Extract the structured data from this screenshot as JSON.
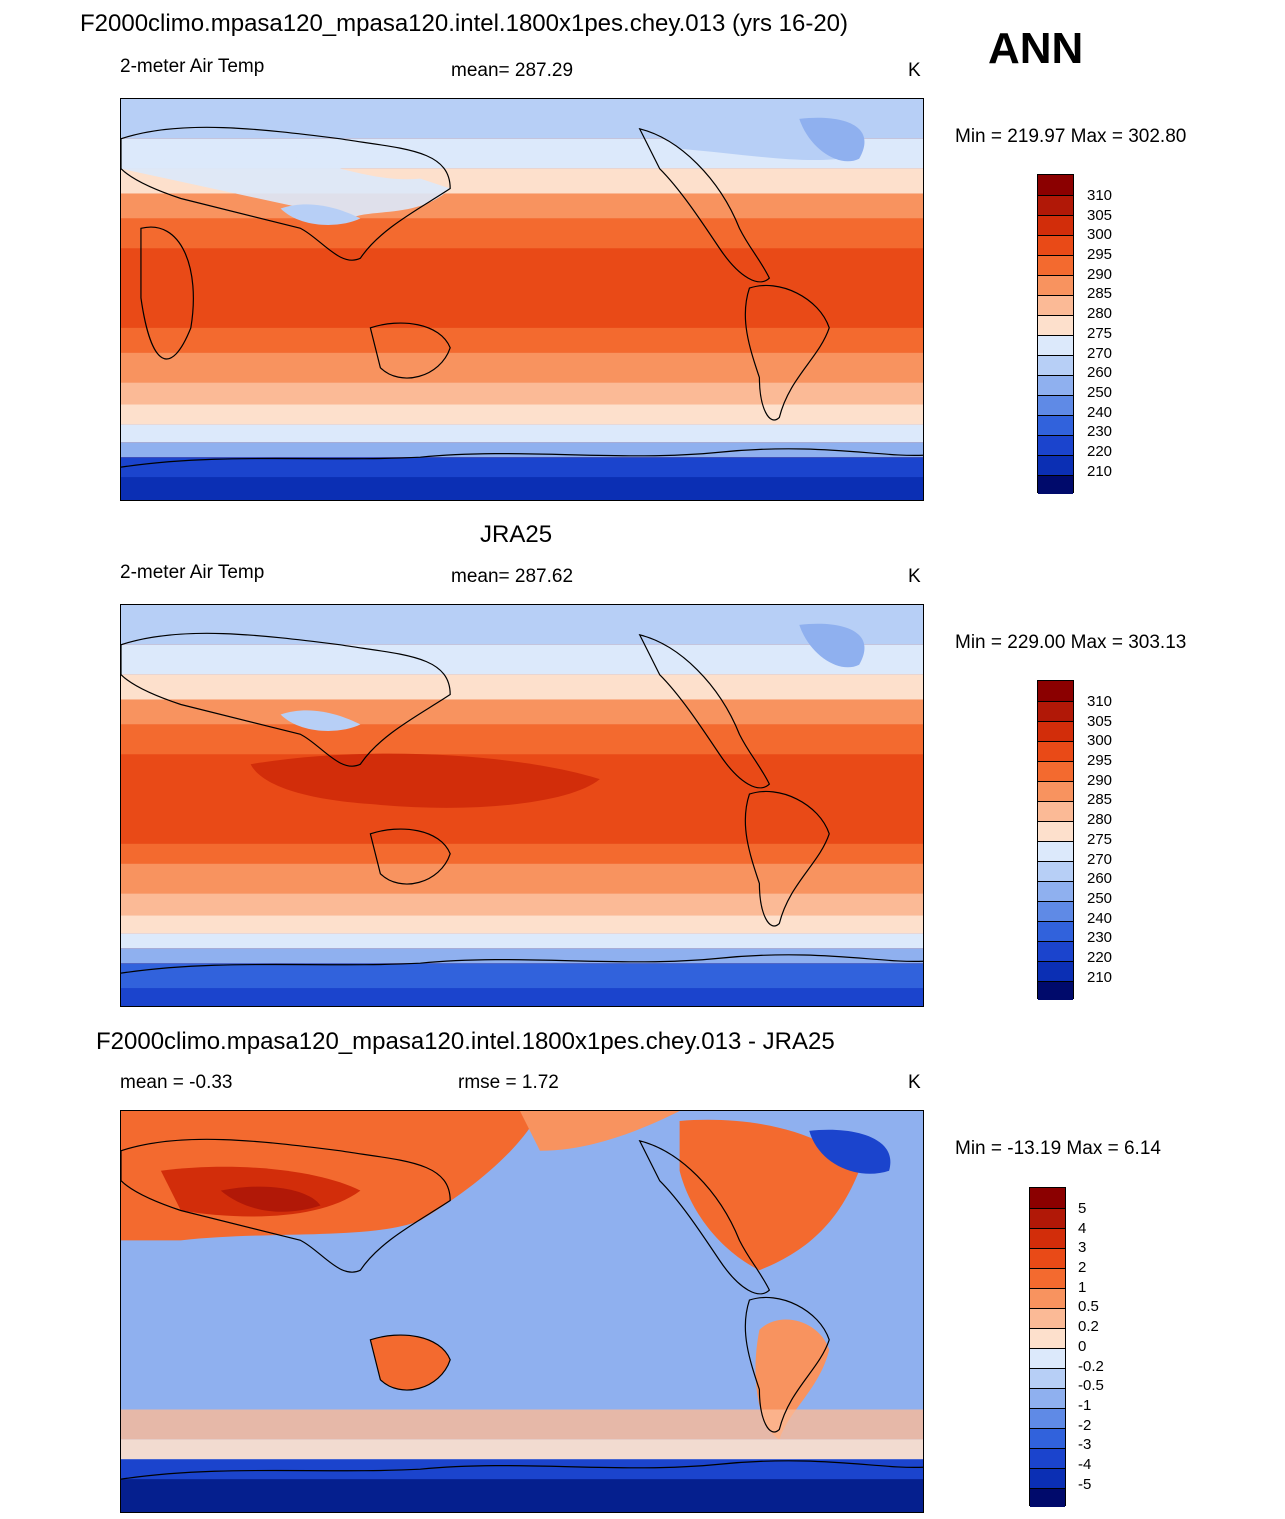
{
  "season": "ANN",
  "units": "K",
  "panels": [
    {
      "title": "F2000climo.mpasa120_mpasa120.intel.1800x1pes.chey.013 (yrs 16-20)",
      "left_label": "2-meter Air Temp",
      "center_label": "mean= 287.29",
      "units": "K",
      "minmax": "Min = 219.97 Max = 302.80",
      "map_name": "model-temperature-map",
      "levels": [
        "310",
        "305",
        "300",
        "295",
        "290",
        "285",
        "280",
        "275",
        "270",
        "260",
        "250",
        "240",
        "230",
        "220",
        "210"
      ]
    },
    {
      "title": "JRA25",
      "left_label": "2-meter Air Temp",
      "center_label": "mean= 287.62",
      "units": "K",
      "minmax": "Min = 229.00 Max = 303.13",
      "map_name": "reference-temperature-map",
      "levels": [
        "310",
        "305",
        "300",
        "295",
        "290",
        "285",
        "280",
        "275",
        "270",
        "260",
        "250",
        "240",
        "230",
        "220",
        "210"
      ]
    },
    {
      "title": "F2000climo.mpasa120_mpasa120.intel.1800x1pes.chey.013 - JRA25",
      "left_label": "mean =  -0.33",
      "center_label": "rmse =   1.72",
      "units": "K",
      "minmax": "Min = -13.19 Max =   6.14",
      "map_name": "difference-map",
      "levels": [
        "5",
        "4",
        "3",
        "2",
        "1",
        "0.5",
        "0.2",
        "0",
        "-0.2",
        "-0.5",
        "-1",
        "-2",
        "-3",
        "-4",
        "-5"
      ]
    }
  ],
  "colors": {
    "palette": [
      "#8b0000",
      "#b11807",
      "#d22d0a",
      "#e94a17",
      "#f36a2f",
      "#f8935f",
      "#fbba96",
      "#fde0cc",
      "#fdf1e8",
      "#dce9fb",
      "#b7cff6",
      "#8fb0ef",
      "#5f8ae6",
      "#3162dc",
      "#1b44cd",
      "#0b2fb4",
      "#051f8e",
      "#000a6b"
    ],
    "coast": "#000000"
  }
}
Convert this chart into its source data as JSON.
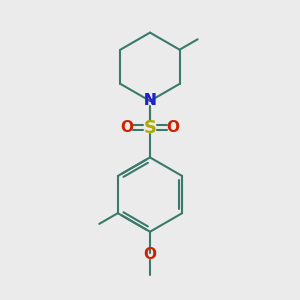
{
  "bg_color": "#ebebeb",
  "bond_color": "#3a7a6a",
  "bond_width": 1.5,
  "n_color": "#2222cc",
  "s_color": "#aaaa00",
  "o_color": "#cc2200",
  "font_size_atom": 10,
  "fig_size": [
    3.0,
    3.0
  ],
  "dpi": 100,
  "xlim": [
    0,
    10
  ],
  "ylim": [
    0,
    10
  ]
}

TASK DETAILS
Omit every picture while copying the listing above exactly.

FINISHED ANSWER
Extract the structured data from this screenshot as JSON.
{
  "season": "ANN",
  "units": "K",
  "panels": [
    {
      "title": "F2000climo.mpasa120_mpasa120.intel.1800x1pes.chey.013 (yrs 16-20)",
      "left_label": "2-meter Air Temp",
      "center_label": "mean= 287.29",
      "units": "K",
      "minmax": "Min = 219.97 Max = 302.80",
      "map_name": "model-temperature-map",
      "levels": [
        "310",
        "305",
        "300",
        "295",
        "290",
        "285",
        "280",
        "275",
        "270",
        "260",
        "250",
        "240",
        "230",
        "220",
        "210"
      ]
    },
    {
      "title": "JRA25",
      "left_label": "2-meter Air Temp",
      "center_label": "mean= 287.62",
      "units": "K",
      "minmax": "Min = 229.00 Max = 303.13",
      "map_name": "reference-temperature-map",
      "levels": [
        "310",
        "305",
        "300",
        "295",
        "290",
        "285",
        "280",
        "275",
        "270",
        "260",
        "250",
        "240",
        "230",
        "220",
        "210"
      ]
    },
    {
      "title": "F2000climo.mpasa120_mpasa120.intel.1800x1pes.chey.013 - JRA25",
      "left_label": "mean =  -0.33",
      "center_label": "rmse =   1.72",
      "units": "K",
      "minmax": "Min = -13.19 Max =   6.14",
      "map_name": "difference-map",
      "levels": [
        "5",
        "4",
        "3",
        "2",
        "1",
        "0.5",
        "0.2",
        "0",
        "-0.2",
        "-0.5",
        "-1",
        "-2",
        "-3",
        "-4",
        "-5"
      ]
    }
  ],
  "colors": {
    "palette": [
      "#8b0000",
      "#b11807",
      "#d22d0a",
      "#e94a17",
      "#f36a2f",
      "#f8935f",
      "#fbba96",
      "#fde0cc",
      "#fdf1e8",
      "#dce9fb",
      "#b7cff6",
      "#8fb0ef",
      "#5f8ae6",
      "#3162dc",
      "#1b44cd",
      "#0b2fb4",
      "#051f8e",
      "#000a6b"
    ],
    "coast": "#000000"
  }
}
Convert this chart into its source data as JSON.
{
  "bg_color": "#ebebeb",
  "bond_color": "#3a7a6a",
  "bond_width": 1.5,
  "n_color": "#2222cc",
  "s_color": "#aaaa00",
  "o_color": "#cc2200",
  "font_size_atom": 10,
  "fig_size": [
    3.0,
    3.0
  ],
  "dpi": 100,
  "xlim": [
    0,
    10
  ],
  "ylim": [
    0,
    10
  ]
}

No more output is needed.